---- TASK MATERIAL
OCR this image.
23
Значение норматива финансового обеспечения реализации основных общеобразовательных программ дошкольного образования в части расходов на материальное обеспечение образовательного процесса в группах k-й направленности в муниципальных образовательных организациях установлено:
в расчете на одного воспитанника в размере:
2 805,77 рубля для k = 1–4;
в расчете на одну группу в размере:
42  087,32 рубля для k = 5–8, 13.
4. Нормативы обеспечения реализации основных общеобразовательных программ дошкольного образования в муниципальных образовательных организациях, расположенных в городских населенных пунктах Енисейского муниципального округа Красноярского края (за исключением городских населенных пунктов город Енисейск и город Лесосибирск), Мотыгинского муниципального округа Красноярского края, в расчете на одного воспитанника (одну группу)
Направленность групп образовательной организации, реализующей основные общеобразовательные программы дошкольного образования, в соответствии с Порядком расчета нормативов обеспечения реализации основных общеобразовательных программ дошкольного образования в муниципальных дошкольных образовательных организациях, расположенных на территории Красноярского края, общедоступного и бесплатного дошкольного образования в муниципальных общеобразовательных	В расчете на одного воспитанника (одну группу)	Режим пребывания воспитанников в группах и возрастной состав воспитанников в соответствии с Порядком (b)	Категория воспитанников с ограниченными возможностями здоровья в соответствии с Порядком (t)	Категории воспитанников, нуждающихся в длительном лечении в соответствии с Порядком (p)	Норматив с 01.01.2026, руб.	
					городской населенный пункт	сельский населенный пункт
--------
BRIEF —
Repeat every entry exactly as written above.

TASK SOLUTION —
OCR this image.
23
Значение норматива финансового обеспечения реализации основных общеобразовательных программ дошкольного образования в части расходов на материальное обеспечение образовательного процесса в группах k-й направленности в муниципальных образовательных организациях установлено:
в расчете на одного воспитанника в размере:
2 805,77 рубля для k = 1–4;
в расчете на одну группу в размере:
42  087,32 рубля для k = 5–8, 13.
4. Нормативы обеспечения реализации основных общеобразовательных программ дошкольного образования в муниципальных образовательных организациях, расположенных в городских населенных пунктах Енисейского муниципального округа Красноярского края (за исключением городских населенных пунктов город Енисейск и город Лесосибирск), Мотыгинского муниципального округа Красноярского края, в расчете на одного воспитанника (одну группу)
Направленность групп образовательной организации, реализующей основные общеобразовательные программы дошкольного образования, в соответствии с Порядком расчета нормативов обеспечения реализации основных общеобразовательных программ дошкольного образования в муниципальных дошкольных образовательных организациях, расположенных на территории Красноярского края, общедоступного и бесплатного дошкольного образования в муниципальных общеобразовательных	В расчете на одного воспитанника (одну группу)	Режим пребывания воспитанников в группах и возрастной состав воспитанников в соответствии с Порядком (b)	Категория воспитанников с ограниченными возможностями здоровья в соответствии с Порядком (t)	Категории воспитанников, нуждающихся в длительном лечении в соответствии с Порядком (p)	Норматив с 01.01.2026, руб.	
					городской населенный пункт	сельский населенный пункт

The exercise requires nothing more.